▶ _Your objective_
What is the number of lines holding the word "rota"? Write that number and nothing else.

Data entries:

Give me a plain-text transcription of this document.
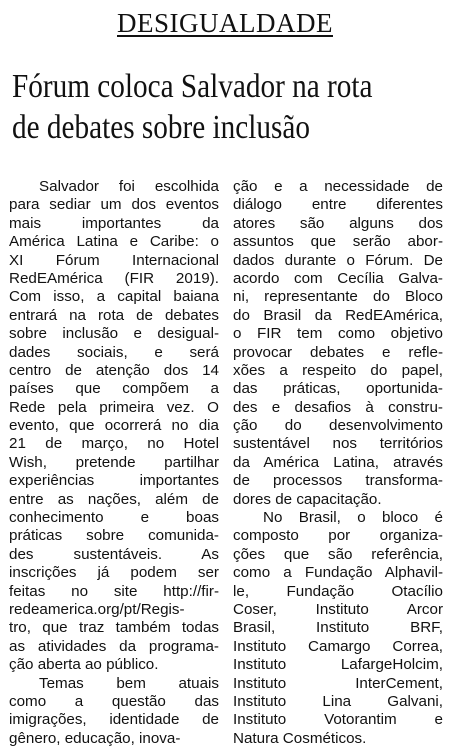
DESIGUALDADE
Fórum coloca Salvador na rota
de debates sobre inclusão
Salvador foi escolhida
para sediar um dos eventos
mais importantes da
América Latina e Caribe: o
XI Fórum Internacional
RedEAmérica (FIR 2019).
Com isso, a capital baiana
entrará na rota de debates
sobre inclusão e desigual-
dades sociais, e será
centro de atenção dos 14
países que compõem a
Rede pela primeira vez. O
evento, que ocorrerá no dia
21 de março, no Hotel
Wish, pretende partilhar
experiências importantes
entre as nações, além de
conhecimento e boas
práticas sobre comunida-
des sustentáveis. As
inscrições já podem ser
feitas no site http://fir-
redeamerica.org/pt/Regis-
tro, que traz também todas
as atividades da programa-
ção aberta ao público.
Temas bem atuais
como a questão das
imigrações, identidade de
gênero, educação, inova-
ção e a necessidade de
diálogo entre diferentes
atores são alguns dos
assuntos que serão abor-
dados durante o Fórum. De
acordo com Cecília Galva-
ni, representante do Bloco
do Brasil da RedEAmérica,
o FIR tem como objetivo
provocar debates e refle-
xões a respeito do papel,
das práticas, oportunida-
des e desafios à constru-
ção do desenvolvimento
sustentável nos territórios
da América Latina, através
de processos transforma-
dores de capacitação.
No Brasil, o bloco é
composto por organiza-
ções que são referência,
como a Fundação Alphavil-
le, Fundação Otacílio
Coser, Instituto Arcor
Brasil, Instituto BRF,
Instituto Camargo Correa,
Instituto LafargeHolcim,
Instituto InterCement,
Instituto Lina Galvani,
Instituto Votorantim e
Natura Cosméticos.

▶ _Task output_
2